Tally every line featuring "этот", then give that tally alone.

▬▬▬▬▬▬

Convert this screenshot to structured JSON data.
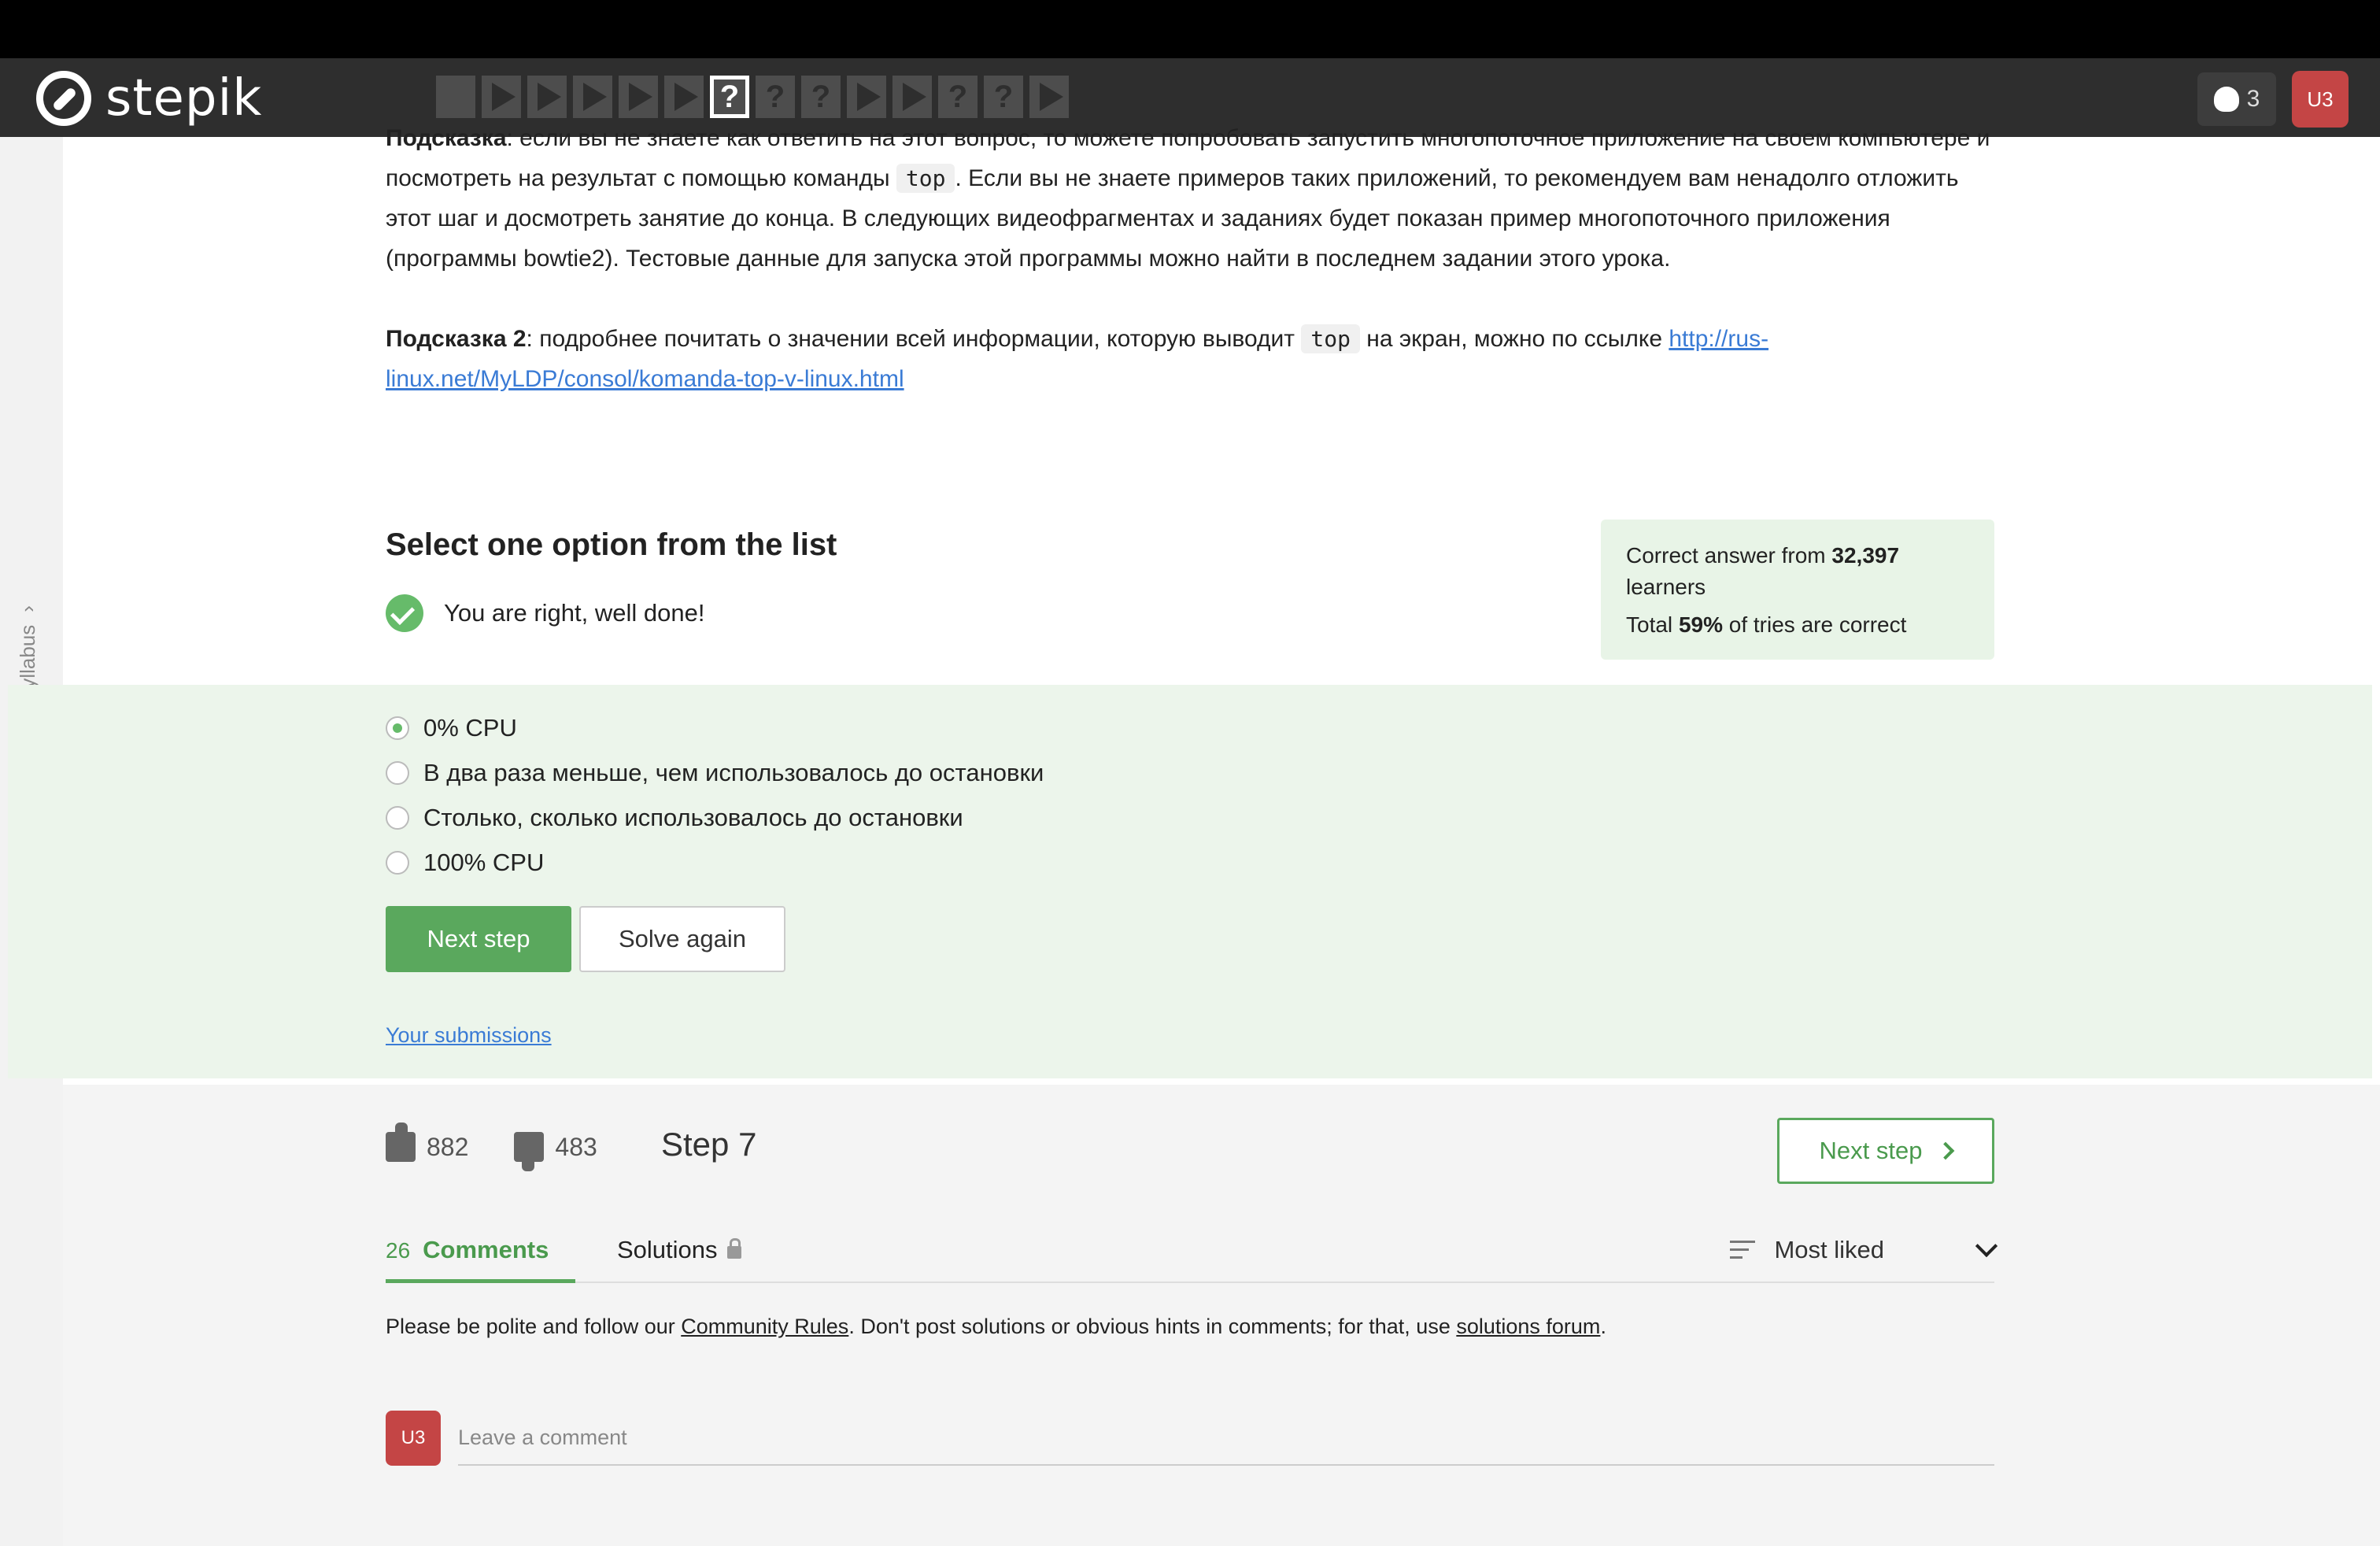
{
  "header": {
    "logo_text": "stepik",
    "steps": [
      {
        "kind": "text"
      },
      {
        "kind": "video"
      },
      {
        "kind": "video"
      },
      {
        "kind": "video"
      },
      {
        "kind": "video"
      },
      {
        "kind": "video"
      },
      {
        "kind": "quiz",
        "current": true
      },
      {
        "kind": "quiz"
      },
      {
        "kind": "quiz"
      },
      {
        "kind": "video"
      },
      {
        "kind": "video"
      },
      {
        "kind": "quiz"
      },
      {
        "kind": "quiz"
      },
      {
        "kind": "video"
      }
    ],
    "quiz_glyph": "?",
    "trophy_count": "3",
    "user_initials": "U3"
  },
  "sidebar": {
    "label": "Syllabus"
  },
  "hint": {
    "hint1_label": "Подсказка",
    "hint1_text_a": ": если вы не знаете как ответить на этот вопрос, то можете попробовать запустить многопоточное приложение на своем компьютере и посмотреть на результат с помощью команды ",
    "code": "top",
    "hint1_text_b": ". Если вы не знаете примеров таких приложений, то рекомендуем вам ненадолго отложить этот шаг и досмотреть занятие до конца. В следующих видеофрагментах и заданиях будет показан пример многопоточного приложения (программы bowtie2). Тестовые данные для запуска этой программы можно найти в последнем задании этого урока.",
    "hint2_label": "Подсказка 2",
    "hint2_text_a": ": подробнее почитать о значении всей информации, которую выводит ",
    "hint2_text_b": " на экран, можно по ссылке ",
    "hint2_link": "http://rus-linux.net/MyLDP/consol/komanda-top-v-linux.html"
  },
  "quiz": {
    "title": "Select one option from the list",
    "feedback": "You are right, well done!",
    "stats_line1_a": "Correct answer from ",
    "stats_learners": "32,397",
    "stats_line1_b": " learners",
    "stats_line2_a": "Total ",
    "stats_percent": "59%",
    "stats_line2_b": " of tries are correct",
    "options": [
      {
        "label": "0% CPU",
        "selected": true
      },
      {
        "label": "В два раза меньше, чем использовалось до остановки",
        "selected": false
      },
      {
        "label": "Столько, сколько использовалось до остановки",
        "selected": false
      },
      {
        "label": "100% CPU",
        "selected": false
      }
    ],
    "next_step_label": "Next step",
    "solve_again_label": "Solve again",
    "submissions_label": "Your submissions"
  },
  "footer": {
    "likes": "882",
    "dislikes": "483",
    "step_label": "Step 7",
    "next_step_label": "Next step",
    "comments_count": "26",
    "comments_label": "Comments",
    "solutions_label": "Solutions",
    "sort_label": "Most liked",
    "rules_a": "Please be polite and follow our ",
    "rules_link1": "Community Rules",
    "rules_b": ". Don't post solutions or obvious hints in comments; for that, use ",
    "rules_link2": "solutions forum",
    "rules_c": ".",
    "comment_placeholder": "Leave a comment",
    "user_initials": "U3"
  },
  "colors": {
    "header_bg": "#2e2e2e",
    "accent_green": "#5aa85d",
    "answer_zone_bg": "#ecf5eb",
    "avatar_red": "#c44545",
    "link_blue": "#3a7bd5"
  }
}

▬▬▬▬▬▬

## RESULT OF THIS EXERCISE
2